_Given records:_

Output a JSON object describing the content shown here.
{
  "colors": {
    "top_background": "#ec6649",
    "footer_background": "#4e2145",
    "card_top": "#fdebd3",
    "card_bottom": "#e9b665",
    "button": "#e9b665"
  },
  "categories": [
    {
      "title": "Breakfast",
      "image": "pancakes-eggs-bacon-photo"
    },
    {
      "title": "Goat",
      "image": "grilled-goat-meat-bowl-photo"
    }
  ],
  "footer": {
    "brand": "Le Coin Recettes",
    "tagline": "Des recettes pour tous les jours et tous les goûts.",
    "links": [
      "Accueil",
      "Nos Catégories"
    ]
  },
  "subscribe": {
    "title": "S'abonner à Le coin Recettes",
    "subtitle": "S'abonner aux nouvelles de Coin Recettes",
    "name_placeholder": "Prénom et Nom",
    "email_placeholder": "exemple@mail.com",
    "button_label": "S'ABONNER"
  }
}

_Objective:_
What is needed here is an exact reproduction of all the entries.

_Result for this task:_
Output a JSON object describing the content shown here.
{
  "colors": {
    "top_background": "#ec6649",
    "footer_background": "#4e2145",
    "card_top": "#fdebd3",
    "card_bottom": "#e9b665",
    "button": "#e9b665"
  },
  "categories": [
    {
      "title": "Breakfast",
      "image": "pancakes-eggs-bacon-photo"
    },
    {
      "title": "Goat",
      "image": "grilled-goat-meat-bowl-photo"
    }
  ],
  "footer": {
    "brand": "Le Coin Recettes",
    "tagline": "Des recettes pour tous les jours et tous les goûts.",
    "links": [
      "Accueil",
      "Nos Catégories"
    ]
  },
  "subscribe": {
    "title": "S'abonner à Le coin Recettes",
    "subtitle": "S'abonner aux nouvelles de Coin Recettes",
    "name_placeholder": "Prénom et Nom",
    "email_placeholder": "exemple@mail.com",
    "button_label": "S'ABONNER"
  }
}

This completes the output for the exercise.